Every line must be returned precisely as it is written.

Start of Supplied records

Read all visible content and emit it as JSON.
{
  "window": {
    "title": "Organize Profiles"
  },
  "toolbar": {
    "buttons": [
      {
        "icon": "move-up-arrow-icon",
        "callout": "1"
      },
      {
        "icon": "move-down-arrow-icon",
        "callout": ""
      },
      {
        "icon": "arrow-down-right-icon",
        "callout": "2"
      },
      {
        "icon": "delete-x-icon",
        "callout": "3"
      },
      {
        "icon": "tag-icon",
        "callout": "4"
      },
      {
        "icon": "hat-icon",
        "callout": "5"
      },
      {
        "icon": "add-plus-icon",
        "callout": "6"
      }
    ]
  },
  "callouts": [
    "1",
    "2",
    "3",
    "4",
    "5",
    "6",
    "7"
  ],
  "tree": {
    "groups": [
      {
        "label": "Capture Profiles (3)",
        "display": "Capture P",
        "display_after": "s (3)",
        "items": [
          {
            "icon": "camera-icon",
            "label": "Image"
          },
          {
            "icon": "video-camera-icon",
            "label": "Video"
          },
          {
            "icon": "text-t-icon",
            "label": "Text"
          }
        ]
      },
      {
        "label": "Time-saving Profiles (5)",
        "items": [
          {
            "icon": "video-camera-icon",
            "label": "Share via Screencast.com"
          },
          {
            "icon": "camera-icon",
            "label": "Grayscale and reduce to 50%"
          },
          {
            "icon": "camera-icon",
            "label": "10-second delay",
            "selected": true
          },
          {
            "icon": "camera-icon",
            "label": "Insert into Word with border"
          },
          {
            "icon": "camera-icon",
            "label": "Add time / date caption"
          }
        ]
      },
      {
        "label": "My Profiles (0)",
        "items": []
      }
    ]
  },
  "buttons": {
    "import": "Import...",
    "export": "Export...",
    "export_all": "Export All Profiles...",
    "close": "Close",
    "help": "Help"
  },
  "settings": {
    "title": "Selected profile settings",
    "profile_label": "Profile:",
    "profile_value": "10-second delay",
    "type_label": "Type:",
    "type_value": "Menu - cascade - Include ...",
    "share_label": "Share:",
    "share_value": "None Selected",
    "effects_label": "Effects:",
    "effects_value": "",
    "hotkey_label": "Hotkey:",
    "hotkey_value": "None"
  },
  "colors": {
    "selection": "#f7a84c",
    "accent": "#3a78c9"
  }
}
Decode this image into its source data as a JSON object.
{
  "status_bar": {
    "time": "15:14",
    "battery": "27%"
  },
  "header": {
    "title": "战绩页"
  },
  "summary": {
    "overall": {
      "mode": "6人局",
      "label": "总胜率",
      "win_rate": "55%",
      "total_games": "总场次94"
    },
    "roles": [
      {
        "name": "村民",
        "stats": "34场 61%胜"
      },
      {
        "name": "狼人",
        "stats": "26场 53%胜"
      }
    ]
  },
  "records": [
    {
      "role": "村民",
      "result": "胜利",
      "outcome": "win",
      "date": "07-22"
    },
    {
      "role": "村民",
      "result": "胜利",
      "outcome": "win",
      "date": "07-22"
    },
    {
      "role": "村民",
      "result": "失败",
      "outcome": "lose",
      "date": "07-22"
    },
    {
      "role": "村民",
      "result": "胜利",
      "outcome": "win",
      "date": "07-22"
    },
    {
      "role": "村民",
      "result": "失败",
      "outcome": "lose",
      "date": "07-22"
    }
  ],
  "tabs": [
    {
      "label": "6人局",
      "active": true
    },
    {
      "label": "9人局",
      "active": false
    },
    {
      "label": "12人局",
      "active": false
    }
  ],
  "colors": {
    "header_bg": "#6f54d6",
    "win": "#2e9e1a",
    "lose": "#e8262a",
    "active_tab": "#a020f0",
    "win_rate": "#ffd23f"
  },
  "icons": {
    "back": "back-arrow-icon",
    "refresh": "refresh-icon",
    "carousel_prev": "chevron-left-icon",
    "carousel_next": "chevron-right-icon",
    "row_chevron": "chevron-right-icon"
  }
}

End of Supplied records

Completed task:
Read all visible content and emit it as JSON.
{
  "window": {
    "title": "Organize Profiles"
  },
  "toolbar": {
    "buttons": [
      {
        "icon": "move-up-arrow-icon",
        "callout": "1"
      },
      {
        "icon": "move-down-arrow-icon",
        "callout": ""
      },
      {
        "icon": "arrow-down-right-icon",
        "callout": "2"
      },
      {
        "icon": "delete-x-icon",
        "callout": "3"
      },
      {
        "icon": "tag-icon",
        "callout": "4"
      },
      {
        "icon": "hat-icon",
        "callout": "5"
      },
      {
        "icon": "add-plus-icon",
        "callout": "6"
      }
    ]
  },
  "callouts": [
    "1",
    "2",
    "3",
    "4",
    "5",
    "6",
    "7"
  ],
  "tree": {
    "groups": [
      {
        "label": "Capture Profiles (3)",
        "display": "Capture P",
        "display_after": "s (3)",
        "items": [
          {
            "icon": "camera-icon",
            "label": "Image"
          },
          {
            "icon": "video-camera-icon",
            "label": "Video"
          },
          {
            "icon": "text-t-icon",
            "label": "Text"
          }
        ]
      },
      {
        "label": "Time-saving Profiles (5)",
        "items": [
          {
            "icon": "video-camera-icon",
            "label": "Share via Screencast.com"
          },
          {
            "icon": "camera-icon",
            "label": "Grayscale and reduce to 50%"
          },
          {
            "icon": "camera-icon",
            "label": "10-second delay",
            "selected": true
          },
          {
            "icon": "camera-icon",
            "label": "Insert into Word with border"
          },
          {
            "icon": "camera-icon",
            "label": "Add time / date caption"
          }
        ]
      },
      {
        "label": "My Profiles (0)",
        "items": []
      }
    ]
  },
  "buttons": {
    "import": "Import...",
    "export": "Export...",
    "export_all": "Export All Profiles...",
    "close": "Close",
    "help": "Help"
  },
  "settings": {
    "title": "Selected profile settings",
    "profile_label": "Profile:",
    "profile_value": "10-second delay",
    "type_label": "Type:",
    "type_value": "Menu - cascade - Include ...",
    "share_label": "Share:",
    "share_value": "None Selected",
    "effects_label": "Effects:",
    "effects_value": "",
    "hotkey_label": "Hotkey:",
    "hotkey_value": "None"
  },
  "colors": {
    "selection": "#f7a84c",
    "accent": "#3a78c9"
  }
}
Decode this image into its source data as a JSON object.
{
  "status_bar": {
    "time": "15:14",
    "battery": "27%"
  },
  "header": {
    "title": "战绩页"
  },
  "summary": {
    "overall": {
      "mode": "6人局",
      "label": "总胜率",
      "win_rate": "55%",
      "total_games": "总场次94"
    },
    "roles": [
      {
        "name": "村民",
        "stats": "34场 61%胜"
      },
      {
        "name": "狼人",
        "stats": "26场 53%胜"
      }
    ]
  },
  "records": [
    {
      "role": "村民",
      "result": "胜利",
      "outcome": "win",
      "date": "07-22"
    },
    {
      "role": "村民",
      "result": "胜利",
      "outcome": "win",
      "date": "07-22"
    },
    {
      "role": "村民",
      "result": "失败",
      "outcome": "lose",
      "date": "07-22"
    },
    {
      "role": "村民",
      "result": "胜利",
      "outcome": "win",
      "date": "07-22"
    },
    {
      "role": "村民",
      "result": "失败",
      "outcome": "lose",
      "date": "07-22"
    }
  ],
  "tabs": [
    {
      "label": "6人局",
      "active": true
    },
    {
      "label": "9人局",
      "active": false
    },
    {
      "label": "12人局",
      "active": false
    }
  ],
  "colors": {
    "header_bg": "#6f54d6",
    "win": "#2e9e1a",
    "lose": "#e8262a",
    "active_tab": "#a020f0",
    "win_rate": "#ffd23f"
  },
  "icons": {
    "back": "back-arrow-icon",
    "refresh": "refresh-icon",
    "carousel_prev": "chevron-left-icon",
    "carousel_next": "chevron-right-icon",
    "row_chevron": "chevron-right-icon"
  }
}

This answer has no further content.